— Problem to solve —
Take the listing and print it in full, exactly as given.
=== The records ===
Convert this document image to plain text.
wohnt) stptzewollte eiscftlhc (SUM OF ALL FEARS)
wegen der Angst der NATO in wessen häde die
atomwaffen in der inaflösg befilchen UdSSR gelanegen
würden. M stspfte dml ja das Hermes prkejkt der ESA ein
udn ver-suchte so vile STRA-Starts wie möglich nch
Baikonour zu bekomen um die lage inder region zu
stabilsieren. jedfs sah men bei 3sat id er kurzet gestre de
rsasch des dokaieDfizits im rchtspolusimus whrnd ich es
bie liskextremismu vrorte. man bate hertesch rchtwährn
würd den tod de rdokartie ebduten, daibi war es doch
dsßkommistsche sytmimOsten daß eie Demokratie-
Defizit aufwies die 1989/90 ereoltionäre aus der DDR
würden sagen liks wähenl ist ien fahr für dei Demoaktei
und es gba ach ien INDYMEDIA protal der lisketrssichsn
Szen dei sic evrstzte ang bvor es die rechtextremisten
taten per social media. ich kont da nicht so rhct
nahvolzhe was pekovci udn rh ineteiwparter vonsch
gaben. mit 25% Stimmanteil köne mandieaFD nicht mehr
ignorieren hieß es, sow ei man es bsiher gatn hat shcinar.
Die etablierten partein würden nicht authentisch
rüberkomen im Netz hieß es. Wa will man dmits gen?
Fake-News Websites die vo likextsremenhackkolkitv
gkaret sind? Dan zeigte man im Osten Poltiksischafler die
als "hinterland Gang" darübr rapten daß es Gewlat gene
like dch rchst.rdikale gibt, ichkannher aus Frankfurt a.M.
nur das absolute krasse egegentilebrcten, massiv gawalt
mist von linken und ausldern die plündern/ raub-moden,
===
— Answer to the task —
Convert this document image to plain text.
wohnt) stptzewollte eiscftlhc (SUM OF ALL FEARS)
wegen der Angst der NATO in wessen häde die
atomwaffen in der inaflösg befilchen UdSSR gelanegen
würden. M stspfte dml ja das Hermes prkejkt der ESA ein
udn ver-suchte so vile STRA-Starts wie möglich nch
Baikonour zu bekomen um die lage inder region zu
stabilsieren. jedfs sah men bei 3sat id er kurzet gestre de
rsasch des dokaieDfizits im rchtspolusimus whrnd ich es
bie liskextremismu vrorte. man bate hertesch rchtwährn
würd den tod de rdokartie ebduten, daibi war es doch
dsßkommistsche sytmimOsten daß eie Demokratie-
Defizit aufwies die 1989/90 ereoltionäre aus der DDR
würden sagen liks wähenl ist ien fahr für dei Demoaktei
und es gba ach ien INDYMEDIA protal der lisketrssichsn
Szen dei sic evrstzte ang bvor es die rechtextremisten
taten per social media. ich kont da nicht so rhct
nahvolzhe was pekovci udn rh ineteiwparter vonsch
gaben. mit 25% Stimmanteil köne mandieaFD nicht mehr
ignorieren hieß es, sow ei man es bsiher gatn hat shcinar.
Die etablierten partein würden nicht authentisch
rüberkomen im Netz hieß es. Wa will man dmits gen?
Fake-News Websites die vo likextsremenhackkolkitv
gkaret sind? Dan zeigte man im Osten Poltiksischafler die
als "hinterland Gang" darübr rapten daß es Gewlat gene
like dch rchst.rdikale gibt, ichkannher aus Frankfurt a.M.
nur das absolute krasse egegentilebrcten, massiv gawalt
mist von linken und ausldern die plündern/ raub-moden,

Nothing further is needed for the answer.